======== Items

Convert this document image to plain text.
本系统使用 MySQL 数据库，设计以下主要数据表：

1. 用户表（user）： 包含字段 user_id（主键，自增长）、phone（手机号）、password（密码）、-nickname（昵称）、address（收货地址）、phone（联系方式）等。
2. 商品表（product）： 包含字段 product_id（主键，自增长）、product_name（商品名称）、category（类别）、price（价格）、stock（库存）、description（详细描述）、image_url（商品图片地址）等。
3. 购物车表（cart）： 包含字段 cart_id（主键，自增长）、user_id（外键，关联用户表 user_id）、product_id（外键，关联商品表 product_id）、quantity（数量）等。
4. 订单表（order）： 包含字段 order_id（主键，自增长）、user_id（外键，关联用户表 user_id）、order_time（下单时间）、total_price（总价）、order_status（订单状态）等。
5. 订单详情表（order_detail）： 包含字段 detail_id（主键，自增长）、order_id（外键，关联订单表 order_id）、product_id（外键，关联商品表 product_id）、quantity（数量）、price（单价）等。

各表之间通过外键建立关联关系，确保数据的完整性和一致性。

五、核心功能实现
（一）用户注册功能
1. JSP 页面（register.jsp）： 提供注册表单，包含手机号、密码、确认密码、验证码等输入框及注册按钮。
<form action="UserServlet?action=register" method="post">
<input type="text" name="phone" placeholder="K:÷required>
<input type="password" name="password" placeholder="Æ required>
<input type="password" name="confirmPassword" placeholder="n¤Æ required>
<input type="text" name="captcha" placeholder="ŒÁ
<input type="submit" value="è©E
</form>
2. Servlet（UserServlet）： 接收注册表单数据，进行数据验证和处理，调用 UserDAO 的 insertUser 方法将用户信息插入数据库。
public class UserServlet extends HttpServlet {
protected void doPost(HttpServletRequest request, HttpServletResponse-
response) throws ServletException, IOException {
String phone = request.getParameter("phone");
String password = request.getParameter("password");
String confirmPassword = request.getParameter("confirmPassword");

================

== Job ==
Quote every entry exactly.

== Exercise result ==
Convert this document image to plain text.
本系统使用 MySQL 数据库，设计以下主要数据表：

1. 用户表（user）： 包含字段 user_id（主键，自增长）、phone（手机号）、password（密码）、-nickname（昵称）、address（收货地址）、phone（联系方式）等。
2. 商品表（product）： 包含字段 product_id（主键，自增长）、product_name（商品名称）、category（类别）、price（价格）、stock（库存）、description（详细描述）、image_url（商品图片地址）等。
3. 购物车表（cart）： 包含字段 cart_id（主键，自增长）、user_id（外键，关联用户表 user_id）、product_id（外键，关联商品表 product_id）、quantity（数量）等。
4. 订单表（order）： 包含字段 order_id（主键，自增长）、user_id（外键，关联用户表 user_id）、order_time（下单时间）、total_price（总价）、order_status（订单状态）等。
5. 订单详情表（order_detail）： 包含字段 detail_id（主键，自增长）、order_id（外键，关联订单表 order_id）、product_id（外键，关联商品表 product_id）、quantity（数量）、price（单价）等。

各表之间通过外键建立关联关系，确保数据的完整性和一致性。

五、核心功能实现
（一）用户注册功能
1. JSP 页面（register.jsp）： 提供注册表单，包含手机号、密码、确认密码、验证码等输入框及注册按钮。
<form action="UserServlet?action=register" method="post">
<input type="text" name="phone" placeholder="K:÷required>
<input type="password" name="password" placeholder="Æ required>
<input type="password" name="confirmPassword" placeholder="n¤Æ required>
<input type="text" name="captcha" placeholder="ŒÁ
<input type="submit" value="è©E
</form>
2. Servlet（UserServlet）： 接收注册表单数据，进行数据验证和处理，调用 UserDAO 的 insertUser 方法将用户信息插入数据库。
public class UserServlet extends HttpServlet {
protected void doPost(HttpServletRequest request, HttpServletResponse-
response) throws ServletException, IOException {
String phone = request.getParameter("phone");
String password = request.getParameter("password");
String confirmPassword = request.getParameter("confirmPassword");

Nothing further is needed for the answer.